*Work to be completed*
What lines in the records include the string "chart"? Return each one.

Top of Exercise input

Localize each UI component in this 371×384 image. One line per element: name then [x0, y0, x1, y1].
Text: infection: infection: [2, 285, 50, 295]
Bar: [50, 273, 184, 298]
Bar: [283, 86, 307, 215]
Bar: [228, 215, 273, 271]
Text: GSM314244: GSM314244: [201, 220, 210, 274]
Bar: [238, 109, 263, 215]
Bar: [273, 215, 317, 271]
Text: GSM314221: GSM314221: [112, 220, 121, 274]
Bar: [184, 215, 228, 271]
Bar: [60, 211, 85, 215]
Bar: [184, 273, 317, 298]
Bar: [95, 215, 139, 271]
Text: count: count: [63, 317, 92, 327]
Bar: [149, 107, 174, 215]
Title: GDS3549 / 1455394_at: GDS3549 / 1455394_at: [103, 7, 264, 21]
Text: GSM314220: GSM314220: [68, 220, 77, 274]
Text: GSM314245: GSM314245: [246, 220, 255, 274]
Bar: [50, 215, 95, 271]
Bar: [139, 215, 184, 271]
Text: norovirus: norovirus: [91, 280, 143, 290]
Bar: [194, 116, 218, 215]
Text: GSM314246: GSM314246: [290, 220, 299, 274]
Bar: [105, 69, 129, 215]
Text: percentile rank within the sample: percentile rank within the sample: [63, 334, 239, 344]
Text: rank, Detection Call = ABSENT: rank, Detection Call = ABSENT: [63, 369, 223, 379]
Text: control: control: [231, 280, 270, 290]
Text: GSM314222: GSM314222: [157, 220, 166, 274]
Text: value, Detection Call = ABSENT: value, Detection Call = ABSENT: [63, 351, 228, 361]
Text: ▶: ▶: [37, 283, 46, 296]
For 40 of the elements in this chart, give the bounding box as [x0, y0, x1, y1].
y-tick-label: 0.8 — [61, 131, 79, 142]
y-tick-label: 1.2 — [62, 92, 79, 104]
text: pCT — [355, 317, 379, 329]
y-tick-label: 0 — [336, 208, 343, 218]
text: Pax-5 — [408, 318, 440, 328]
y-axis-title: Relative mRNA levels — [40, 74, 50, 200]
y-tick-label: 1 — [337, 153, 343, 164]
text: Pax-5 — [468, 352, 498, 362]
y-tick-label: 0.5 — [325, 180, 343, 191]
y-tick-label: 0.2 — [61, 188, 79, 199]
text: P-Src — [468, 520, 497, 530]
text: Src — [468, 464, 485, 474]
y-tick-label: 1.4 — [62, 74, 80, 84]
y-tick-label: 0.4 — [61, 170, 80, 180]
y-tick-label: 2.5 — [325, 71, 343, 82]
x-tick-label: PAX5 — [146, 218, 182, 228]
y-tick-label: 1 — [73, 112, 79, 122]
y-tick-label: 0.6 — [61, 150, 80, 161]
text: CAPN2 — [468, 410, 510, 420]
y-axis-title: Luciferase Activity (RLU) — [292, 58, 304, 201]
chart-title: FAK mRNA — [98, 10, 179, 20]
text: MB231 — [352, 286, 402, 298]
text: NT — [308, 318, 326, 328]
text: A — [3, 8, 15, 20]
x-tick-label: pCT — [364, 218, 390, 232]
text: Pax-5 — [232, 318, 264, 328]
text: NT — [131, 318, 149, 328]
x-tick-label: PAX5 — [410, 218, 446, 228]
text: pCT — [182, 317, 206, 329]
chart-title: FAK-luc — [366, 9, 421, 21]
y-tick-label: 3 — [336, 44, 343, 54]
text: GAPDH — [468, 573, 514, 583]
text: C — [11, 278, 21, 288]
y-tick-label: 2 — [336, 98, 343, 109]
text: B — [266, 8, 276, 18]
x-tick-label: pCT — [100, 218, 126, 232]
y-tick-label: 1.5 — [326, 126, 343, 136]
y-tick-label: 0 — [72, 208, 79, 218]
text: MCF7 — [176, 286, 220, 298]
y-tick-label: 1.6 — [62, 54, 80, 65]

Bottom of Exercise input

*The answer*
For 40 of the elements in this chart, give the bounding box as [x0, y0, x1, y1].
chart-title: FAK mRNA — [98, 10, 179, 20]
chart-title: FAK-luc — [366, 9, 421, 21]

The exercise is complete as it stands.